**WRITTEN INSTRUCTION**
Reproduce every line of the listing below verbatim, omitting the pictures.

-*-*-

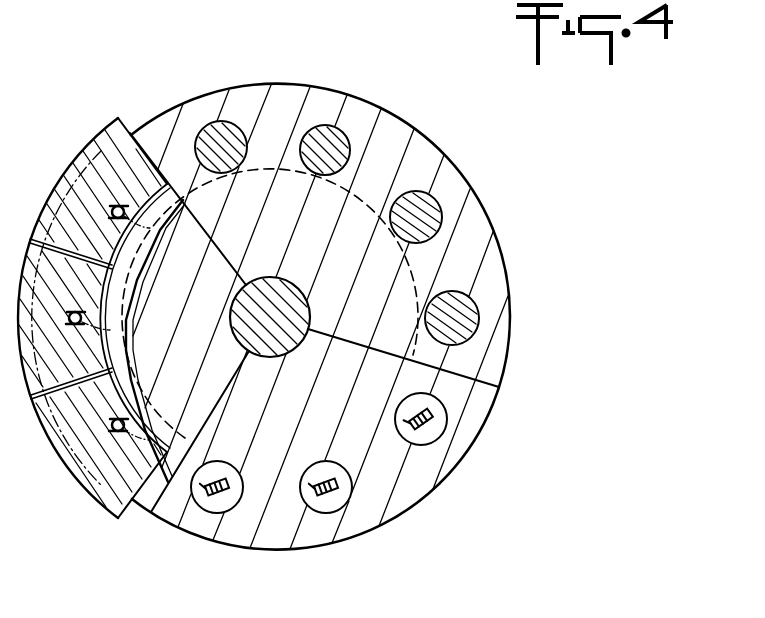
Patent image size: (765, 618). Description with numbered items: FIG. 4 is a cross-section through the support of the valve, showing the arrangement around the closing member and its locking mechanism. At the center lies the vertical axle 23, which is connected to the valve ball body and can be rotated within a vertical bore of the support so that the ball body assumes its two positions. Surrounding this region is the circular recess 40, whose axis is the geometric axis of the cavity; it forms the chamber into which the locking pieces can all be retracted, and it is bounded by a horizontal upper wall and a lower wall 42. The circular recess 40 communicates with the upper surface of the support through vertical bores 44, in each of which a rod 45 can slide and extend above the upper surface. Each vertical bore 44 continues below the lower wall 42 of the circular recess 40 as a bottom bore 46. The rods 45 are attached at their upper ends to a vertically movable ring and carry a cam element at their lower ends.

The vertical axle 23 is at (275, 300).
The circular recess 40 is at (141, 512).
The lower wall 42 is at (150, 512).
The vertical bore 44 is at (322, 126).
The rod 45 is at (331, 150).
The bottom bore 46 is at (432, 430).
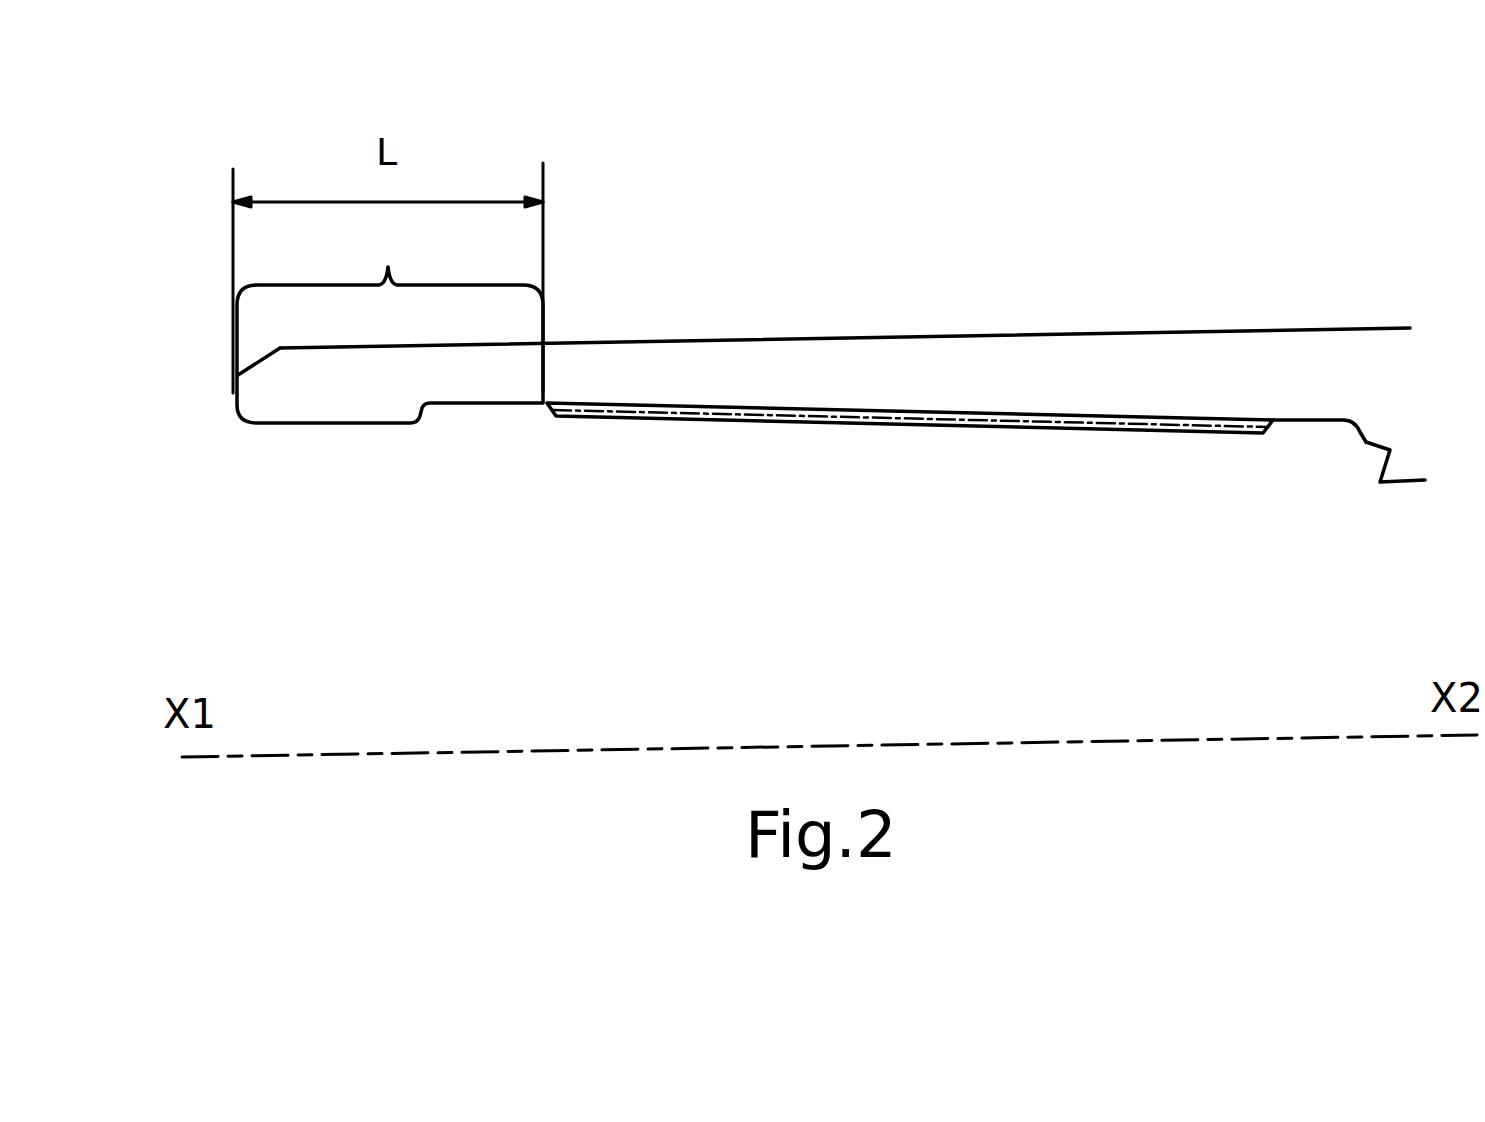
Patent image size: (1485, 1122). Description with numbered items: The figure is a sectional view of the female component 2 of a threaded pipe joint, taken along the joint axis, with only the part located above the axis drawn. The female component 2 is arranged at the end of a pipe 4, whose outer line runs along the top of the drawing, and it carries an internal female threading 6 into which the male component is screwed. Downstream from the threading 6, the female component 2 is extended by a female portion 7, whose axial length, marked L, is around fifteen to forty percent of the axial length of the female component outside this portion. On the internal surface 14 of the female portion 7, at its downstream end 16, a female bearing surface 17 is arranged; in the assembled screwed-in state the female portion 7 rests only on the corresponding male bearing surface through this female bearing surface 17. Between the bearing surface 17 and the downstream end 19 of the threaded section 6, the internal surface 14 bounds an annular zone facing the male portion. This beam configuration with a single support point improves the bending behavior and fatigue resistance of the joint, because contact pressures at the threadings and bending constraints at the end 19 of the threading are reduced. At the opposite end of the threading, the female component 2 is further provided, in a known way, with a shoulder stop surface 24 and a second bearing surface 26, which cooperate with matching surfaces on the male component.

-*-*-

**SOLVED EXERCISE**
Patent image size: (765, 618). Description with numbered items: FIG. 4 is a cross-section through the support of the valve, showing the arrangement around the closing member and its locking mechanism. At the center lies the vertical axle 23, which is connected to the valve ball body and can be rotated within a vertical bore of the support so that the ball body assumes its two positions. Surrounding this region is the circular recess 40, whose axis is the geometric axis of the cavity; it forms the chamber into which the locking pieces can all be retracted, and it is bounded by a horizontal upper wall and a lower wall 42. The circular recess 40 communicates with the upper surface of the support through vertical bores 44, in each of which a rod 45 can slide and extend above the upper surface. Each vertical bore 44 continues below the lower wall 42 of the circular recess 40 as a bottom bore 46. The rods 45 are attached at their upper ends to a vertically movable ring and carry a cam element at their lower ends.

The vertical axle 23 is at (275, 300).
The circular recess 40 is at (141, 512).
The lower wall 42 is at (150, 512).
The vertical bore 44 is at (322, 126).
The rod 45 is at (331, 150).
The bottom bore 46 is at (432, 430).
Patent image size: (1485, 1122). Description with numbered items: The figure is a sectional view of the female component 2 of a threaded pipe joint, taken along the joint axis, with only the part located above the axis drawn. The female component 2 is arranged at the end of a pipe 4, whose outer line runs along the top of the drawing, and it carries an internal female threading 6 into which the male component is screwed. Downstream from the threading 6, the female component 2 is extended by a female portion 7, whose axial length, marked L, is around fifteen to forty percent of the axial length of the female component outside this portion. On the internal surface 14 of the female portion 7, at its downstream end 16, a female bearing surface 17 is arranged; in the assembled screwed-in state the female portion 7 rests only on the corresponding male bearing surface through this female bearing surface 17. Between the bearing surface 17 and the downstream end 19 of the threaded section 6, the internal surface 14 bounds an annular zone facing the male portion. This beam configuration with a single support point improves the bending behavior and fatigue resistance of the joint, because contact pressures at the threadings and bending constraints at the end 19 of the threading are reduced. At the opposite end of the threading, the female component 2 is further provided, in a known way, with a shoulder stop surface 24 and a second bearing surface 26, which cooperate with matching surfaces on the male component.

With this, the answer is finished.